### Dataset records
· · ·

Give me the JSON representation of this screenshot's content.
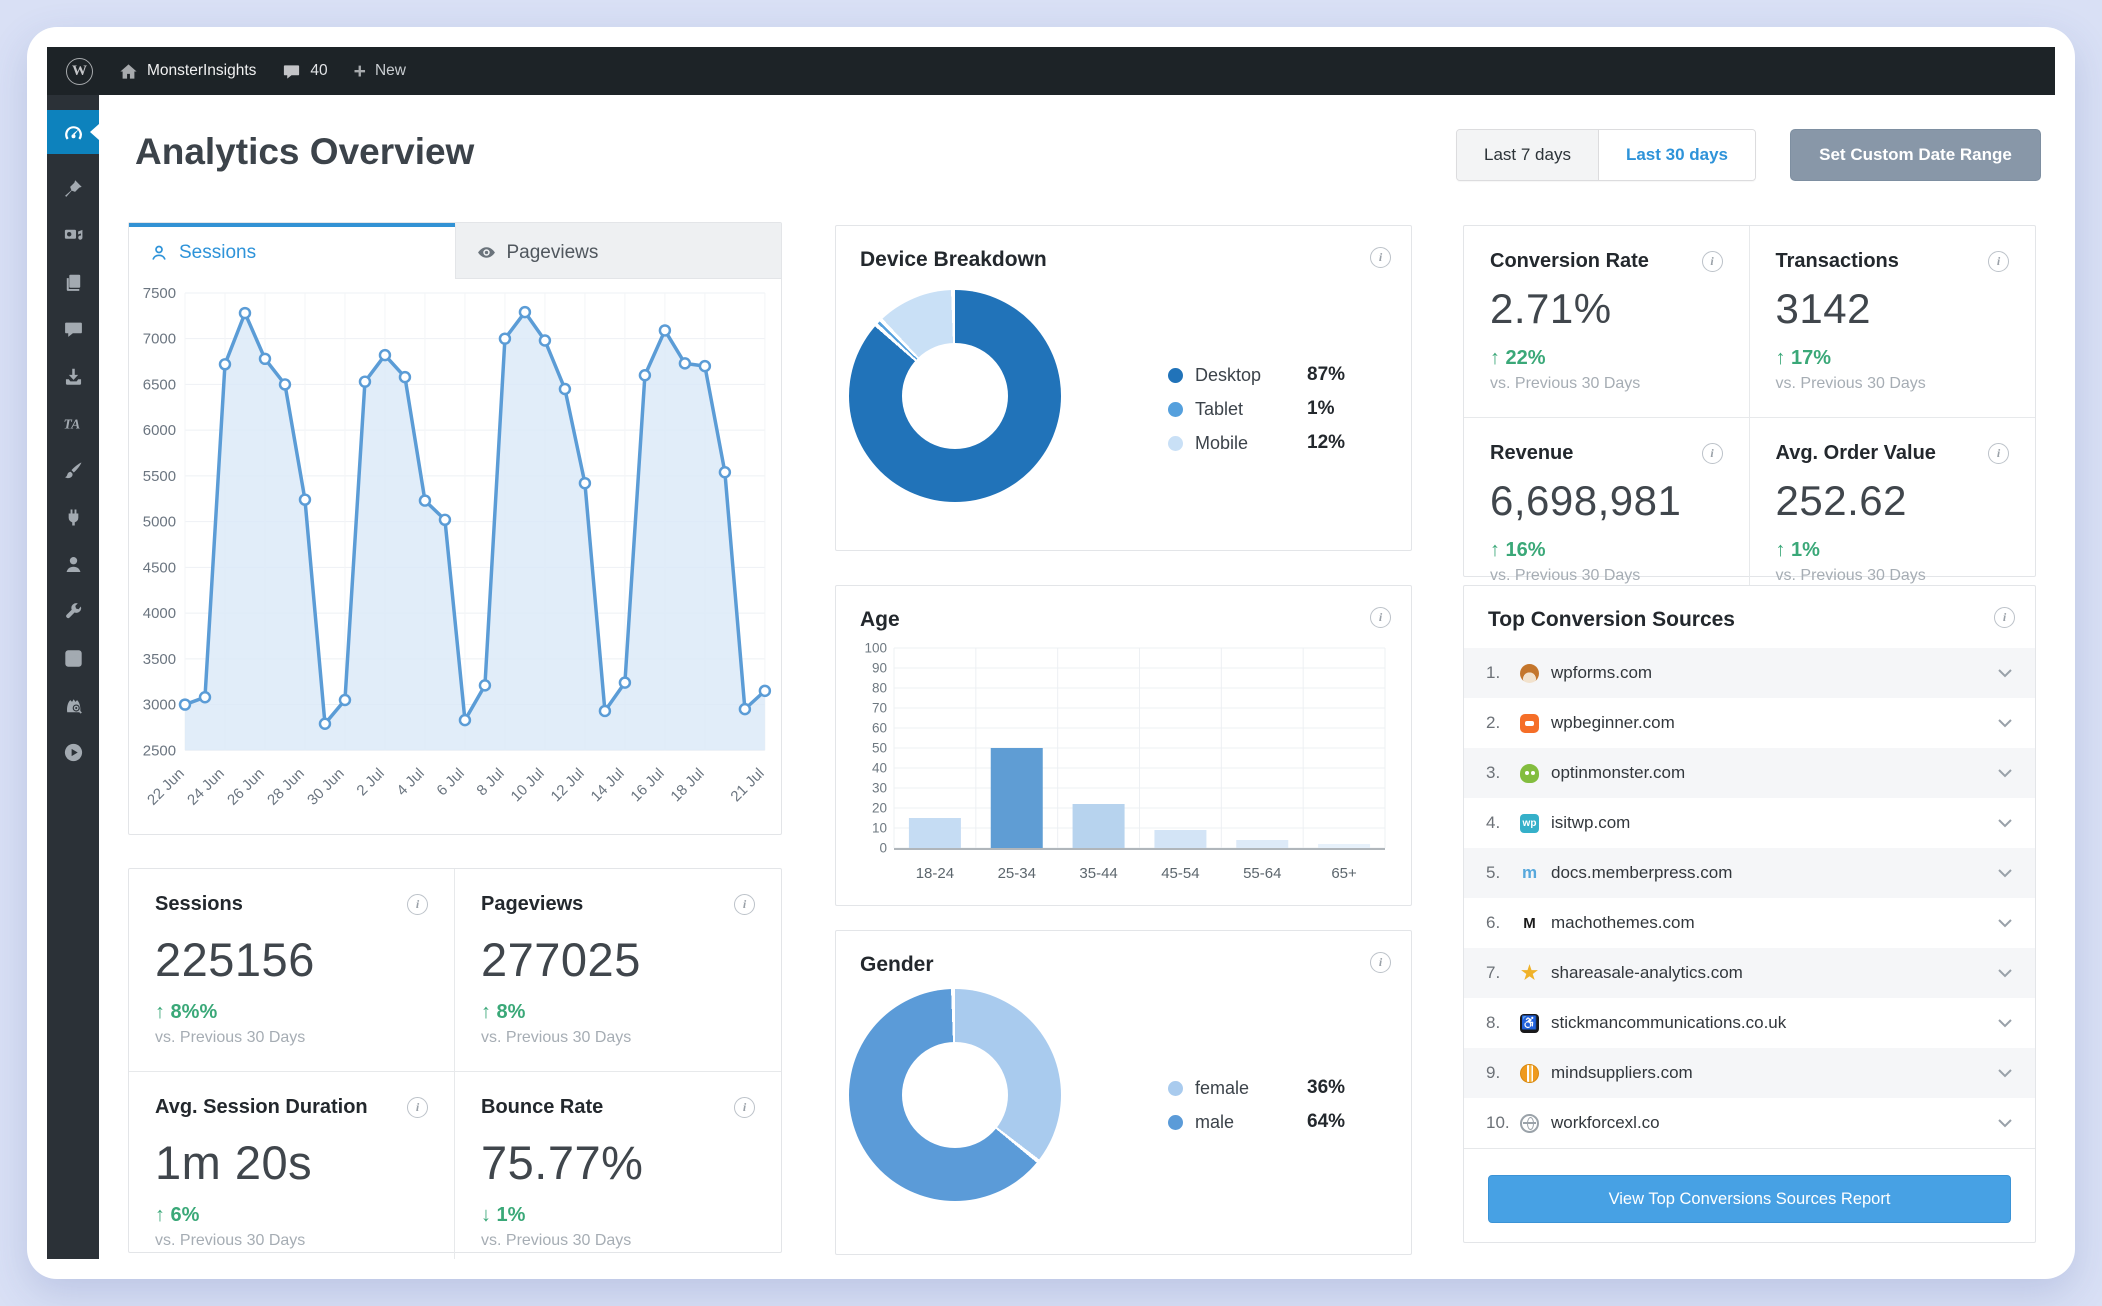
{
  "colors": {
    "accent_blue": "#2e93d9",
    "green_delta": "#3aa878",
    "sidebar_active_blue": "#0d82bd",
    "report_button_blue": "#47a1e4",
    "custom_range_button": "#8897a8",
    "line_blue": "#5b9cd6",
    "donut_dark_blue": "#2173b9",
    "donut_mid_blue": "#55a0dd",
    "donut_light_blue": "#c9e0f6"
  },
  "admin_bar": {
    "site_name": "MonsterInsights",
    "comment_count": "40",
    "plus_glyph": "+",
    "new_label": "New"
  },
  "sidebar": {
    "items": [
      {
        "name": "dashboard",
        "icon": "gauge",
        "active": true
      },
      {
        "name": "posts",
        "icon": "pin",
        "active": false
      },
      {
        "name": "media",
        "icon": "media",
        "active": false
      },
      {
        "name": "pages",
        "icon": "pages",
        "active": false
      },
      {
        "name": "comments",
        "icon": "comments",
        "active": false
      },
      {
        "name": "downloads",
        "icon": "download",
        "active": false
      },
      {
        "name": "ta",
        "icon": "ta",
        "active": false
      },
      {
        "name": "appearance",
        "icon": "brush",
        "active": false
      },
      {
        "name": "plugins",
        "icon": "plug",
        "active": false
      },
      {
        "name": "users",
        "icon": "user",
        "active": false
      },
      {
        "name": "tools",
        "icon": "wrench",
        "active": false
      },
      {
        "name": "settings",
        "icon": "sliders",
        "active": false
      },
      {
        "name": "monsterinsights",
        "icon": "monster",
        "active": false
      },
      {
        "name": "video",
        "icon": "play",
        "active": false
      }
    ]
  },
  "header": {
    "title": "Analytics Overview",
    "ranges": [
      "Last 7 days",
      "Last 30 days"
    ],
    "active_range": "Last 30 days",
    "custom_range_label": "Set Custom Date Range"
  },
  "traffic": {
    "tabs": [
      "Sessions",
      "Pageviews"
    ]
  },
  "chart_data": [
    {
      "id": "sessions",
      "type": "line",
      "title": "Sessions",
      "values": [
        3000,
        3080,
        6720,
        7280,
        6780,
        6500,
        5240,
        2790,
        3050,
        6530,
        6820,
        6580,
        5230,
        5020,
        2830,
        3210,
        7000,
        7290,
        6980,
        6450,
        5420,
        2930,
        3240,
        6600,
        7090,
        6730,
        6700,
        5540,
        2950,
        3150
      ],
      "xtick_labels": [
        "22 Jun",
        "24 Jun",
        "26 Jun",
        "28 Jun",
        "30 Jun",
        "2 Jul",
        "4 Jul",
        "6 Jul",
        "8 Jul",
        "10 Jul",
        "12 Jul",
        "14 Jul",
        "16 Jul",
        "18 Jul",
        "21 Jul"
      ],
      "xtick_indices": [
        0,
        2,
        4,
        6,
        8,
        10,
        12,
        14,
        16,
        18,
        20,
        22,
        24,
        26,
        29
      ],
      "ylim": [
        2500,
        7500
      ],
      "ytick_step": 500,
      "grid": true,
      "legend_position": "none"
    },
    {
      "id": "device",
      "type": "donut",
      "title": "Device Breakdown",
      "labels": [
        "Desktop",
        "Tablet",
        "Mobile"
      ],
      "values": [
        87,
        1,
        12
      ],
      "colors": [
        "#2173b9",
        "#55a0dd",
        "#c9e0f6"
      ],
      "legend_position": "right"
    },
    {
      "id": "age",
      "type": "bar",
      "title": "Age",
      "categories": [
        "18-24",
        "25-34",
        "35-44",
        "45-54",
        "55-64",
        "65+"
      ],
      "values": [
        15,
        50,
        22,
        9,
        4,
        2
      ],
      "colors": [
        "#c5dcf3",
        "#5f9dd4",
        "#b7d3ee",
        "#d3e4f6",
        "#ddeaf8",
        "#e7f1fb"
      ],
      "ylim": [
        0,
        100
      ],
      "ytick_step": 10,
      "grid": true,
      "legend_position": "none"
    },
    {
      "id": "gender",
      "type": "donut",
      "title": "Gender",
      "labels": [
        "female",
        "male"
      ],
      "values": [
        36,
        64
      ],
      "colors": [
        "#a9cbee",
        "#5b9bd8"
      ],
      "legend_position": "right"
    }
  ],
  "left_stats": [
    {
      "title": "Sessions",
      "value": "225156",
      "dir": "up",
      "delta": "8%%",
      "sub": "vs. Previous 30 Days"
    },
    {
      "title": "Pageviews",
      "value": "277025",
      "dir": "up",
      "delta": "8%",
      "sub": "vs. Previous 30 Days"
    },
    {
      "title": "Avg. Session Duration",
      "value": "1m 20s",
      "dir": "up",
      "delta": "6%",
      "sub": "vs. Previous 30 Days"
    },
    {
      "title": "Bounce Rate",
      "value": "75.77%",
      "dir": "down",
      "delta": "1%",
      "sub": "vs. Previous 30 Days"
    }
  ],
  "right_stats": [
    {
      "title": "Conversion Rate",
      "value": "2.71%",
      "dir": "up",
      "delta": "22%",
      "sub": "vs. Previous 30 Days"
    },
    {
      "title": "Transactions",
      "value": "3142",
      "dir": "up",
      "delta": "17%",
      "sub": "vs. Previous 30 Days"
    },
    {
      "title": "Revenue",
      "value": "6,698,981",
      "dir": "up",
      "delta": "16%",
      "sub": "vs. Previous 30 Days"
    },
    {
      "title": "Avg. Order Value",
      "value": "252.62",
      "dir": "up",
      "delta": "1%",
      "sub": "vs. Previous 30 Days"
    }
  ],
  "sources": {
    "title": "Top Conversion Sources",
    "button_label": "View Top Conversions Sources Report",
    "items": [
      {
        "rank": "1.",
        "domain": "wpforms.com",
        "icon": "teddy-bear",
        "glyph": ""
      },
      {
        "rank": "2.",
        "domain": "wpbeginner.com",
        "icon": "chat-bubble",
        "glyph": ""
      },
      {
        "rank": "3.",
        "domain": "optinmonster.com",
        "icon": "monster-face",
        "glyph": ""
      },
      {
        "rank": "4.",
        "domain": "isitwp.com",
        "icon": "wp-square",
        "glyph": "wp"
      },
      {
        "rank": "5.",
        "domain": "docs.memberpress.com",
        "icon": "letter-m-blue",
        "glyph": "m"
      },
      {
        "rank": "6.",
        "domain": "machothemes.com",
        "icon": "letter-m-black",
        "glyph": "M"
      },
      {
        "rank": "7.",
        "domain": "shareasale-analytics.com",
        "icon": "gold-star",
        "glyph": "★"
      },
      {
        "rank": "8.",
        "domain": "stickmancommunications.co.uk",
        "icon": "accessibility-black",
        "glyph": "♿"
      },
      {
        "rank": "9.",
        "domain": "mindsuppliers.com",
        "icon": "orange-striped-circle",
        "glyph": ""
      },
      {
        "rank": "10.",
        "domain": "workforcexl.co",
        "icon": "gray-globe",
        "glyph": ""
      }
    ]
  }
}
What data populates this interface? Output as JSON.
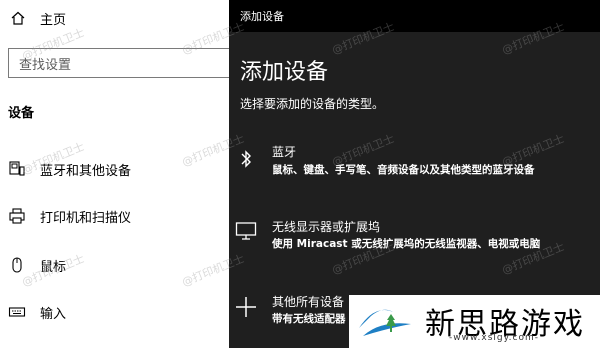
{
  "settings": {
    "home_label": "主页",
    "search_placeholder": "查找设置",
    "section_title": "设备",
    "nav": [
      {
        "label": "蓝牙和其他设备",
        "icon": "bluetooth-devices-icon"
      },
      {
        "label": "打印机和扫描仪",
        "icon": "printer-icon"
      },
      {
        "label": "鼠标",
        "icon": "mouse-icon"
      },
      {
        "label": "输入",
        "icon": "keyboard-icon"
      }
    ]
  },
  "dialog": {
    "window_title": "添加设备",
    "heading": "添加设备",
    "subtitle": "选择要添加的设备的类型。",
    "options": [
      {
        "title": "蓝牙",
        "desc": "鼠标、键盘、手写笔、音频设备以及其他类型的蓝牙设备",
        "icon": "bluetooth-icon"
      },
      {
        "title": "无线显示器或扩展坞",
        "desc": "使用 Miracast 或无线扩展坞的无线监视器、电视或电脑",
        "icon": "monitor-icon"
      },
      {
        "title": "其他所有设备",
        "desc": "带有无线适配器",
        "icon": "plus-icon"
      }
    ]
  },
  "watermark": "@打印机卫士",
  "logo": {
    "name": "新思路游戏",
    "url": "-www.xslgy.com-"
  },
  "colors": {
    "dialog_bg": "#1f1f1f",
    "titlebar_bg": "#000000",
    "logo_blue": "#1e7fc4",
    "logo_green": "#3a9a4a"
  }
}
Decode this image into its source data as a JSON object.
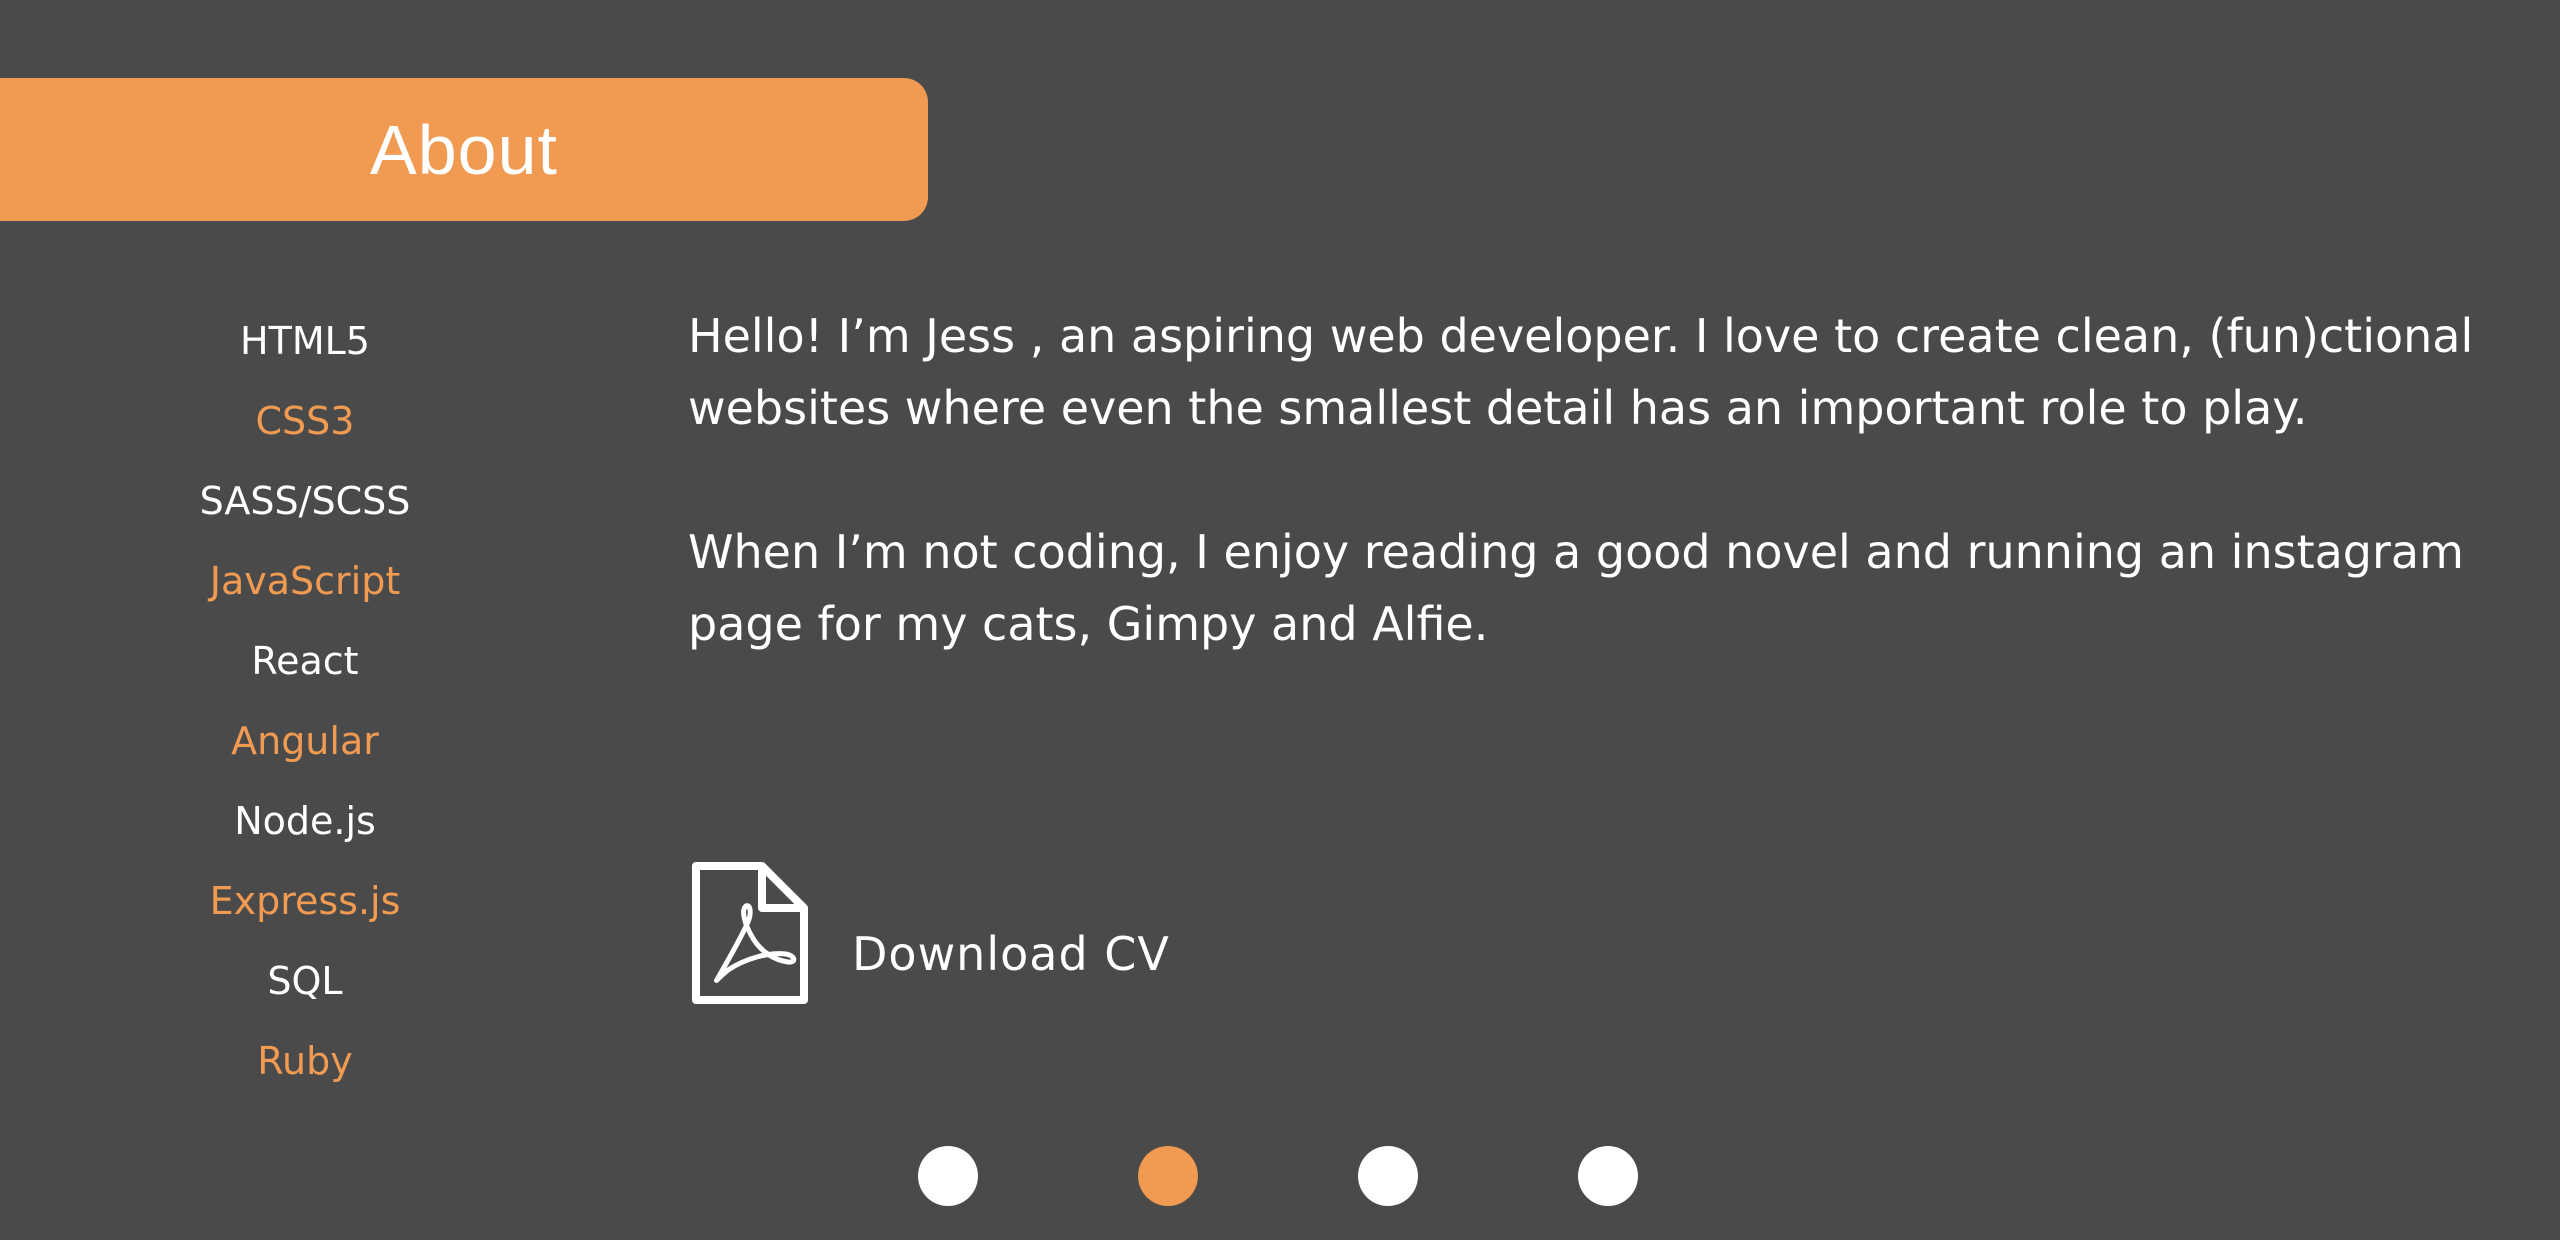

· · ·

### GOAL
Quote the material above exactly, from the line holding "What data populates" through its last line, including both. Omit the pictures.

### OUTPUT BELOW
What data populates this interface? Output as JSON.
{
  "settings": {
    "home_label": "主页",
    "search_placeholder": "查找设置",
    "section_title": "设备",
    "nav": [
      {
        "label": "蓝牙和其他设备",
        "icon": "bluetooth-devices-icon"
      },
      {
        "label": "打印机和扫描仪",
        "icon": "printer-icon"
      },
      {
        "label": "鼠标",
        "icon": "mouse-icon"
      },
      {
        "label": "输入",
        "icon": "keyboard-icon"
      }
    ]
  },
  "dialog": {
    "window_title": "添加设备",
    "heading": "添加设备",
    "subtitle": "选择要添加的设备的类型。",
    "options": [
      {
        "title": "蓝牙",
        "desc": "鼠标、键盘、手写笔、音频设备以及其他类型的蓝牙设备",
        "icon": "bluetooth-icon"
      },
      {
        "title": "无线显示器或扩展坞",
        "desc": "使用 Miracast 或无线扩展坞的无线监视器、电视或电脑",
        "icon": "monitor-icon"
      },
      {
        "title": "其他所有设备",
        "desc": "带有无线适配器",
        "icon": "plus-icon"
      }
    ]
  },
  "watermark": "@打印机卫士",
  "logo": {
    "name": "新思路游戏",
    "url": "-www.xslgy.com-"
  },
  "colors": {
    "dialog_bg": "#1f1f1f",
    "titlebar_bg": "#000000",
    "logo_blue": "#1e7fc4",
    "logo_green": "#3a9a4a"
  }
}
Decode this image into its source data as a JSON object.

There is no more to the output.